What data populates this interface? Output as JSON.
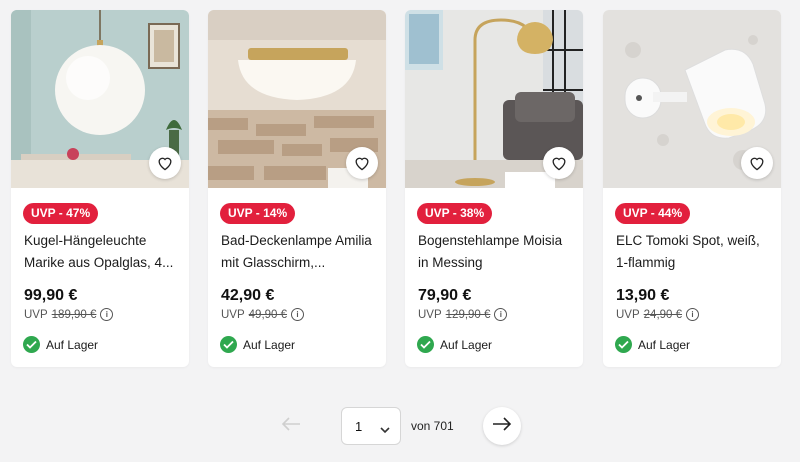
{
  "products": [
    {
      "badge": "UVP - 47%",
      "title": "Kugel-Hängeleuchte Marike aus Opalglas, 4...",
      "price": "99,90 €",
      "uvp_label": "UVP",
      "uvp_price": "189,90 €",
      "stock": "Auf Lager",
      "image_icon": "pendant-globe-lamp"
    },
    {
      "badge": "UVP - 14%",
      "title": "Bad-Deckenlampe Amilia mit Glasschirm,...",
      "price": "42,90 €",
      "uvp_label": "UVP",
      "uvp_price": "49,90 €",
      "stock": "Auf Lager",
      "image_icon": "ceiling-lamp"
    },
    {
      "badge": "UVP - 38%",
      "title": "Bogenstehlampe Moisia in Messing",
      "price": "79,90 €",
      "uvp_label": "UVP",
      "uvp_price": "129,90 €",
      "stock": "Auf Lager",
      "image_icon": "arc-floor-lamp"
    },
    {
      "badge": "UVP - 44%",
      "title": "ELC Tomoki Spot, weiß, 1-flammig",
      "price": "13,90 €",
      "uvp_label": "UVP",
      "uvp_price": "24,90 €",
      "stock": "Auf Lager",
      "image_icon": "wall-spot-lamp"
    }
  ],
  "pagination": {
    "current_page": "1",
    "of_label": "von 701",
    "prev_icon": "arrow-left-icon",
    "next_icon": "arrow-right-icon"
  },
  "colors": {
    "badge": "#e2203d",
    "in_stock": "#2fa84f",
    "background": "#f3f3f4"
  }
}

* * *

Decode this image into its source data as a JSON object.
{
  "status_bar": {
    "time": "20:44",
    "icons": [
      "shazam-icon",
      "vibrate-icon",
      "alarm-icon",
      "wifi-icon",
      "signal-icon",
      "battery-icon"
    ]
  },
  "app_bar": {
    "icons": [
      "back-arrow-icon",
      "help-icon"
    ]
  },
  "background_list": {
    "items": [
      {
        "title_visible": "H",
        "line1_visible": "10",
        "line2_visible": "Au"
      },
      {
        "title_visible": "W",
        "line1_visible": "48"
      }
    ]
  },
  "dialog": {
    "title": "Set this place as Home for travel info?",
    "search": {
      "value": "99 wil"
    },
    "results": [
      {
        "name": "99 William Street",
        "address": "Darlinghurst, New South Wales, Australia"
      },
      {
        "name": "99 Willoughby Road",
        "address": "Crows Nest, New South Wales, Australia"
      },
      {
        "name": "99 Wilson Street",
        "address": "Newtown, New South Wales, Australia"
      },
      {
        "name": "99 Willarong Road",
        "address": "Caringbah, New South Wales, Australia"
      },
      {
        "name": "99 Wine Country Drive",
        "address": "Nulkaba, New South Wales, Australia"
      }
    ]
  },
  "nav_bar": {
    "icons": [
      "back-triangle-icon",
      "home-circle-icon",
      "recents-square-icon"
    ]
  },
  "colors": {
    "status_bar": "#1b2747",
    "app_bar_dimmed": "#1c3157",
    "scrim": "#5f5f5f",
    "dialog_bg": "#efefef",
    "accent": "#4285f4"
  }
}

SET EXERCISE:
Pick out every line of the listing containing the word "badge", and show those lines.

CORRECT RESULT:
      "badge": "UVP - 47%",
      "badge": "UVP - 14%",
      "badge": "UVP - 38%",
      "badge": "UVP - 44%",
    "badge": "#e2203d",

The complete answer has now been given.